WHAT THE TASK REQUIRES » From the records, pick out and copy each line containing "staff".

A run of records

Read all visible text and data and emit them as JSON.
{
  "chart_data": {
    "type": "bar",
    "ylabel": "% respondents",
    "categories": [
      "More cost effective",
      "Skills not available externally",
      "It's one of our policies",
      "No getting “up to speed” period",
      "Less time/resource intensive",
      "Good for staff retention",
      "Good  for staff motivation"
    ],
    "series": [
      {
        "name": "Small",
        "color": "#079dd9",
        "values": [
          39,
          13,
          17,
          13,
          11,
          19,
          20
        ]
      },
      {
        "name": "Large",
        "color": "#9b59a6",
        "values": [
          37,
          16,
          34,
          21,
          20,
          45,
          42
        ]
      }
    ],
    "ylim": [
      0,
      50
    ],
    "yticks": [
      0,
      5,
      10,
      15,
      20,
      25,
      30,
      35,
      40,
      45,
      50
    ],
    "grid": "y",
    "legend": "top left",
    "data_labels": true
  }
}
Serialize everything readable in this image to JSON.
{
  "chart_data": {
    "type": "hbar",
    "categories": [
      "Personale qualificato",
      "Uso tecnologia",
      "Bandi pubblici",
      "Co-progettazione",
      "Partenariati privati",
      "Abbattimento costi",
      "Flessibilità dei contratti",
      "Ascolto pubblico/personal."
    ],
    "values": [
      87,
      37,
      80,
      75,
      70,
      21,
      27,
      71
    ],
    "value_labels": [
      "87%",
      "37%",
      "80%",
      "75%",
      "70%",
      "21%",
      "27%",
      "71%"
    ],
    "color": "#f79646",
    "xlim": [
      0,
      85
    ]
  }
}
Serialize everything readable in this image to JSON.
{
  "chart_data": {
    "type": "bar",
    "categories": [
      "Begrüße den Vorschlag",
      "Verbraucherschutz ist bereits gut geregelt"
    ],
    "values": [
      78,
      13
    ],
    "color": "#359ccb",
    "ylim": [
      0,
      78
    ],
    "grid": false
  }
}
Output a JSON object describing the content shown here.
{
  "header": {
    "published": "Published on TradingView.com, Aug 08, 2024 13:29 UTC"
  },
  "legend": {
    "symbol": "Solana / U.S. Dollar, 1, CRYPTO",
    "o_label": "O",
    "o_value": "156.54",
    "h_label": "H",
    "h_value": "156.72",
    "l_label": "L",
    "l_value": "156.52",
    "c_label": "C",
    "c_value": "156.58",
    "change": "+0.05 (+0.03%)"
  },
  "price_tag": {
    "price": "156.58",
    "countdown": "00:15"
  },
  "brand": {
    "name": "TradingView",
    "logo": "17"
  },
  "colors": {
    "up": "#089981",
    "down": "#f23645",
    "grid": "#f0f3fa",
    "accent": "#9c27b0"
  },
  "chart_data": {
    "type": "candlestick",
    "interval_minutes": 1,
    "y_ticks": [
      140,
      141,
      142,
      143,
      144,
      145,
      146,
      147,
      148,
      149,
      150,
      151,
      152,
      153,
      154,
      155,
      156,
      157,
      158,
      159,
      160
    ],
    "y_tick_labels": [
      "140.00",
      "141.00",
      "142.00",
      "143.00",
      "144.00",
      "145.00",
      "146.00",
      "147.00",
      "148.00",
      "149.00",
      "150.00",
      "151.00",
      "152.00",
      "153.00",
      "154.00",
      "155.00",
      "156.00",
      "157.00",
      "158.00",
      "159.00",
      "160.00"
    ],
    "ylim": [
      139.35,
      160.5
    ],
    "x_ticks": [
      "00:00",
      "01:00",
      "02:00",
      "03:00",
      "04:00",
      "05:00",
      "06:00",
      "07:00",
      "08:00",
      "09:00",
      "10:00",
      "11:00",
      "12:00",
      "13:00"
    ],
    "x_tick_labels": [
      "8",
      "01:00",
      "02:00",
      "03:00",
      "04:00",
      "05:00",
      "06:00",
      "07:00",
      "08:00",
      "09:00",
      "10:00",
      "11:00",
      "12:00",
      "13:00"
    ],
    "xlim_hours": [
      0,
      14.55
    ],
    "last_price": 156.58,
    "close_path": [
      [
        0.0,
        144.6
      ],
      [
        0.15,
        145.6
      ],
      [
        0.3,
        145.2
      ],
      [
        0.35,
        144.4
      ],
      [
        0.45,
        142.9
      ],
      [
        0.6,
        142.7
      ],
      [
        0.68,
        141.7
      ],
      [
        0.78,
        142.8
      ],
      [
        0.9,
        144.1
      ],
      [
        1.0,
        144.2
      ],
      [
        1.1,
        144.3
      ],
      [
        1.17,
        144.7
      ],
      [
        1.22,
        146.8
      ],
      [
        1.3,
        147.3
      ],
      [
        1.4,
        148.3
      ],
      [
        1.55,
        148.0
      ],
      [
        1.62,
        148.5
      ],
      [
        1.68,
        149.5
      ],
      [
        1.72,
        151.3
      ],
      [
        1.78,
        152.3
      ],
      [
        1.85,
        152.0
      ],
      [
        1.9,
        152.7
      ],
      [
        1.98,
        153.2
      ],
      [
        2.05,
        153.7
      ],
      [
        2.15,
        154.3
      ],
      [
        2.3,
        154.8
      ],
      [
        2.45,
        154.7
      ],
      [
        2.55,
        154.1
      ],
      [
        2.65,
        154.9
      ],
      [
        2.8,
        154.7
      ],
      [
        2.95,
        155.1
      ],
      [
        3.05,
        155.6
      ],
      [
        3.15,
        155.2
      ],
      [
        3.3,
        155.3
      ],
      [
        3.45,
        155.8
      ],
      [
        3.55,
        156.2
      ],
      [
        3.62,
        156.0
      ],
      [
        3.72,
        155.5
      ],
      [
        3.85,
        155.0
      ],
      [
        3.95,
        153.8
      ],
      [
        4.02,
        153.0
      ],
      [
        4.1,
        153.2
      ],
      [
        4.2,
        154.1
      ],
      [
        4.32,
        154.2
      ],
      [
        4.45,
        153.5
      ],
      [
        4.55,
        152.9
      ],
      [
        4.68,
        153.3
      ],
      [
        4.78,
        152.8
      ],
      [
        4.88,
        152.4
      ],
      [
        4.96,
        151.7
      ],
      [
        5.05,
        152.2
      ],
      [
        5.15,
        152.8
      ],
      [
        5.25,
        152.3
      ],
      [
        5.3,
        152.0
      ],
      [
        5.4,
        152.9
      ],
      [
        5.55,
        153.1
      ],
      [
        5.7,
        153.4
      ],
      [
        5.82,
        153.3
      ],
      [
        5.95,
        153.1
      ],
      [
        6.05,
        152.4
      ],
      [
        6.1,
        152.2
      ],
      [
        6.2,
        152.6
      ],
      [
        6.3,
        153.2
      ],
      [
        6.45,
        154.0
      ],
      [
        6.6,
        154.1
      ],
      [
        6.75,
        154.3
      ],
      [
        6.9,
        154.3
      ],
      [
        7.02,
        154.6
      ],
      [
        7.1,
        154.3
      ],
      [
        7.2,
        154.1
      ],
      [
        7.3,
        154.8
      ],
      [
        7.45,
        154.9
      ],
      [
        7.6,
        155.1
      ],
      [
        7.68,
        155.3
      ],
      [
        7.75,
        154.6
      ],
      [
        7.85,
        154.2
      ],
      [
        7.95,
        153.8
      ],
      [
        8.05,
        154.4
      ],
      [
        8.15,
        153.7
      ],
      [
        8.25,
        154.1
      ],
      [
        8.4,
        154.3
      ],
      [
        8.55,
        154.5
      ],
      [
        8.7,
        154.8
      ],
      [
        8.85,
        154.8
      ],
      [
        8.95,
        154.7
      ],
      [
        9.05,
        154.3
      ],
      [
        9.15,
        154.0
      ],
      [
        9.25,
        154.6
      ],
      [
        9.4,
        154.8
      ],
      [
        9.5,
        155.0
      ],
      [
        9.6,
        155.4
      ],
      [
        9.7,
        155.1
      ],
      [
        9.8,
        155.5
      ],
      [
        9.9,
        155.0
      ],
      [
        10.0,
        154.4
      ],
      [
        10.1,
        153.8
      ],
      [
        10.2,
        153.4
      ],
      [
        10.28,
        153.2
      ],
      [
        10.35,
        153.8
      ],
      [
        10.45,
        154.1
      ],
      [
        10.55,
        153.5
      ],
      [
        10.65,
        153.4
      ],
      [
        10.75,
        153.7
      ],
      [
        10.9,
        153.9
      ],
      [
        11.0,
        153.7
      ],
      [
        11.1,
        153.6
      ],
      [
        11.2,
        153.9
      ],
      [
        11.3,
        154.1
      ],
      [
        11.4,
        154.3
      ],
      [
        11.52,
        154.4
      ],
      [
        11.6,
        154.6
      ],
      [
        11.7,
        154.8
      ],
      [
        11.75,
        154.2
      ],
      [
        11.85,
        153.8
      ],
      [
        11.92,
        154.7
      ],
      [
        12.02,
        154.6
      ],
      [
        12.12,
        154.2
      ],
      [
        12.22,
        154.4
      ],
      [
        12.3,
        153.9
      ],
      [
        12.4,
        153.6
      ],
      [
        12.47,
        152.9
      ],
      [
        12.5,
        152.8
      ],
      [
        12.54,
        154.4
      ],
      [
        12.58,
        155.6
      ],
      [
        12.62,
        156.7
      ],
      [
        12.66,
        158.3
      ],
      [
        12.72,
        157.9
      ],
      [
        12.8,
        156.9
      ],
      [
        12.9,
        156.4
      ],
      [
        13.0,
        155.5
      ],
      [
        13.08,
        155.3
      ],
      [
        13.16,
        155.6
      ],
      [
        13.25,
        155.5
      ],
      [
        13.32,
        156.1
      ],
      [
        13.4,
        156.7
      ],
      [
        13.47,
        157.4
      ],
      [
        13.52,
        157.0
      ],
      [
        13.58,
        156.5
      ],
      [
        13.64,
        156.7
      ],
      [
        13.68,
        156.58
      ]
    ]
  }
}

SOLUTION FOR THIS EXERCISE »
      "Good for staff retention",
      "Good  for staff motivation"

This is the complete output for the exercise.